**DIRECTIONS FOR THIS TASK:** Below are records to be output exactly, every one of them.

------ TASK INPUTS ------

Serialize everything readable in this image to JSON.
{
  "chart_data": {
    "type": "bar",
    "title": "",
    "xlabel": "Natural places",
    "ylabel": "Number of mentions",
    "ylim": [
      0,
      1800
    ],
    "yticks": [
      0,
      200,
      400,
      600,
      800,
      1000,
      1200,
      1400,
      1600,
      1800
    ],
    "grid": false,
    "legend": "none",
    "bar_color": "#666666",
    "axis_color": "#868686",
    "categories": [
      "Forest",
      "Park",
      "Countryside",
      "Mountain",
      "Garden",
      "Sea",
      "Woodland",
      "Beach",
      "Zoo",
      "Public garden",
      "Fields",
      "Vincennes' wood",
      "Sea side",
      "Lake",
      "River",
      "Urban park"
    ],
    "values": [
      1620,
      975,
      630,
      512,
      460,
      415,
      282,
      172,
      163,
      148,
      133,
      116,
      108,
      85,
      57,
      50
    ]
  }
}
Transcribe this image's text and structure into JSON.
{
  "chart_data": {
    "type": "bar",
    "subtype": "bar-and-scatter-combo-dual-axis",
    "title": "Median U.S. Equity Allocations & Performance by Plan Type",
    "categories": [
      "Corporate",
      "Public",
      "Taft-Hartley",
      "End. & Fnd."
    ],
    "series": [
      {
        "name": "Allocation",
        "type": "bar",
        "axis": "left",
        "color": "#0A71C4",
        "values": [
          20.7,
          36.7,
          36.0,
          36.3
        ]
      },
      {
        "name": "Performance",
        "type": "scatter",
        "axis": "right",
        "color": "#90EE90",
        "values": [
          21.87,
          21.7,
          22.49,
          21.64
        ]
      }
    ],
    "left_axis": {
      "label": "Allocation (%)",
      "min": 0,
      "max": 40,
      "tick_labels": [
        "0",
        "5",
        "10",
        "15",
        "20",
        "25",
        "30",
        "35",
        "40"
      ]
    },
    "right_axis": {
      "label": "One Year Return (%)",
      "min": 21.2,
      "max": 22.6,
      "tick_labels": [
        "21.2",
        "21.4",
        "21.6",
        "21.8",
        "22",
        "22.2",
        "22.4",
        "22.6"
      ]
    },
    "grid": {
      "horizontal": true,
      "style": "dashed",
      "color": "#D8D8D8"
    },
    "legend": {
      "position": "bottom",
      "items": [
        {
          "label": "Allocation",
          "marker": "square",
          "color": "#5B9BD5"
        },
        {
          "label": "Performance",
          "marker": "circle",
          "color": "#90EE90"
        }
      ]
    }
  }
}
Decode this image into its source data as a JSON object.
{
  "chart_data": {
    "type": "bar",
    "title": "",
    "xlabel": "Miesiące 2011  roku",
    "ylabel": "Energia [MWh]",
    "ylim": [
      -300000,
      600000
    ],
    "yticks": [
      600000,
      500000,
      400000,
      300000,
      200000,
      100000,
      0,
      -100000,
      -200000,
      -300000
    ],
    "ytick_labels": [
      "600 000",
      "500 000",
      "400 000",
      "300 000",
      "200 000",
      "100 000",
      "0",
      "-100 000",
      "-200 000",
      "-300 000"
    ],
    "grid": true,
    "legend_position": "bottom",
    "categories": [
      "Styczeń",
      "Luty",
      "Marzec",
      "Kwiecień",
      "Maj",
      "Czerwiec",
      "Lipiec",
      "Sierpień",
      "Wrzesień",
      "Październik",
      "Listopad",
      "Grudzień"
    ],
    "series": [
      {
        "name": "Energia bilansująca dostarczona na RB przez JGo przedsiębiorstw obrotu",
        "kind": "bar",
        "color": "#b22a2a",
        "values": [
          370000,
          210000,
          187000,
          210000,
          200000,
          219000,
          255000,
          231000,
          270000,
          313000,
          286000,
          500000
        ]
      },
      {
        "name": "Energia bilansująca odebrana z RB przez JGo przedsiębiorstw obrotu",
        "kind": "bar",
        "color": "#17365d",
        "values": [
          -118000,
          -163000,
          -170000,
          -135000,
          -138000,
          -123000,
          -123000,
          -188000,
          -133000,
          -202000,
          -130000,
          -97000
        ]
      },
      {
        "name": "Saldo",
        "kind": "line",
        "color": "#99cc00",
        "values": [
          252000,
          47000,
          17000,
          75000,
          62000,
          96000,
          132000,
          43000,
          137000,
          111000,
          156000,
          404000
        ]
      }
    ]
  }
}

------

**COMPLETED TASK:**
Serialize everything readable in this image to JSON.
{
  "chart_data": {
    "type": "bar",
    "title": "",
    "xlabel": "Natural places",
    "ylabel": "Number of mentions",
    "ylim": [
      0,
      1800
    ],
    "yticks": [
      0,
      200,
      400,
      600,
      800,
      1000,
      1200,
      1400,
      1600,
      1800
    ],
    "grid": false,
    "legend": "none",
    "bar_color": "#666666",
    "axis_color": "#868686",
    "categories": [
      "Forest",
      "Park",
      "Countryside",
      "Mountain",
      "Garden",
      "Sea",
      "Woodland",
      "Beach",
      "Zoo",
      "Public garden",
      "Fields",
      "Vincennes' wood",
      "Sea side",
      "Lake",
      "River",
      "Urban park"
    ],
    "values": [
      1620,
      975,
      630,
      512,
      460,
      415,
      282,
      172,
      163,
      148,
      133,
      116,
      108,
      85,
      57,
      50
    ]
  }
}
Transcribe this image's text and structure into JSON.
{
  "chart_data": {
    "type": "bar",
    "subtype": "bar-and-scatter-combo-dual-axis",
    "title": "Median U.S. Equity Allocations & Performance by Plan Type",
    "categories": [
      "Corporate",
      "Public",
      "Taft-Hartley",
      "End. & Fnd."
    ],
    "series": [
      {
        "name": "Allocation",
        "type": "bar",
        "axis": "left",
        "color": "#0A71C4",
        "values": [
          20.7,
          36.7,
          36.0,
          36.3
        ]
      },
      {
        "name": "Performance",
        "type": "scatter",
        "axis": "right",
        "color": "#90EE90",
        "values": [
          21.87,
          21.7,
          22.49,
          21.64
        ]
      }
    ],
    "left_axis": {
      "label": "Allocation (%)",
      "min": 0,
      "max": 40,
      "tick_labels": [
        "0",
        "5",
        "10",
        "15",
        "20",
        "25",
        "30",
        "35",
        "40"
      ]
    },
    "right_axis": {
      "label": "One Year Return (%)",
      "min": 21.2,
      "max": 22.6,
      "tick_labels": [
        "21.2",
        "21.4",
        "21.6",
        "21.8",
        "22",
        "22.2",
        "22.4",
        "22.6"
      ]
    },
    "grid": {
      "horizontal": true,
      "style": "dashed",
      "color": "#D8D8D8"
    },
    "legend": {
      "position": "bottom",
      "items": [
        {
          "label": "Allocation",
          "marker": "square",
          "color": "#5B9BD5"
        },
        {
          "label": "Performance",
          "marker": "circle",
          "color": "#90EE90"
        }
      ]
    }
  }
}
Decode this image into its source data as a JSON object.
{
  "chart_data": {
    "type": "bar",
    "title": "",
    "xlabel": "Miesiące 2011  roku",
    "ylabel": "Energia [MWh]",
    "ylim": [
      -300000,
      600000
    ],
    "yticks": [
      600000,
      500000,
      400000,
      300000,
      200000,
      100000,
      0,
      -100000,
      -200000,
      -300000
    ],
    "ytick_labels": [
      "600 000",
      "500 000",
      "400 000",
      "300 000",
      "200 000",
      "100 000",
      "0",
      "-100 000",
      "-200 000",
      "-300 000"
    ],
    "grid": true,
    "legend_position": "bottom",
    "categories": [
      "Styczeń",
      "Luty",
      "Marzec",
      "Kwiecień",
      "Maj",
      "Czerwiec",
      "Lipiec",
      "Sierpień",
      "Wrzesień",
      "Październik",
      "Listopad",
      "Grudzień"
    ],
    "series": [
      {
        "name": "Energia bilansująca dostarczona na RB przez JGo przedsiębiorstw obrotu",
        "kind": "bar",
        "color": "#b22a2a",
        "values": [
          370000,
          210000,
          187000,
          210000,
          200000,
          219000,
          255000,
          231000,
          270000,
          313000,
          286000,
          500000
        ]
      },
      {
        "name": "Energia bilansująca odebrana z RB przez JGo przedsiębiorstw obrotu",
        "kind": "bar",
        "color": "#17365d",
        "values": [
          -118000,
          -163000,
          -170000,
          -135000,
          -138000,
          -123000,
          -123000,
          -188000,
          -133000,
          -202000,
          -130000,
          -97000
        ]
      },
      {
        "name": "Saldo",
        "kind": "line",
        "color": "#99cc00",
        "values": [
          252000,
          47000,
          17000,
          75000,
          62000,
          96000,
          132000,
          43000,
          137000,
          111000,
          156000,
          404000
        ]
      }
    ]
  }
}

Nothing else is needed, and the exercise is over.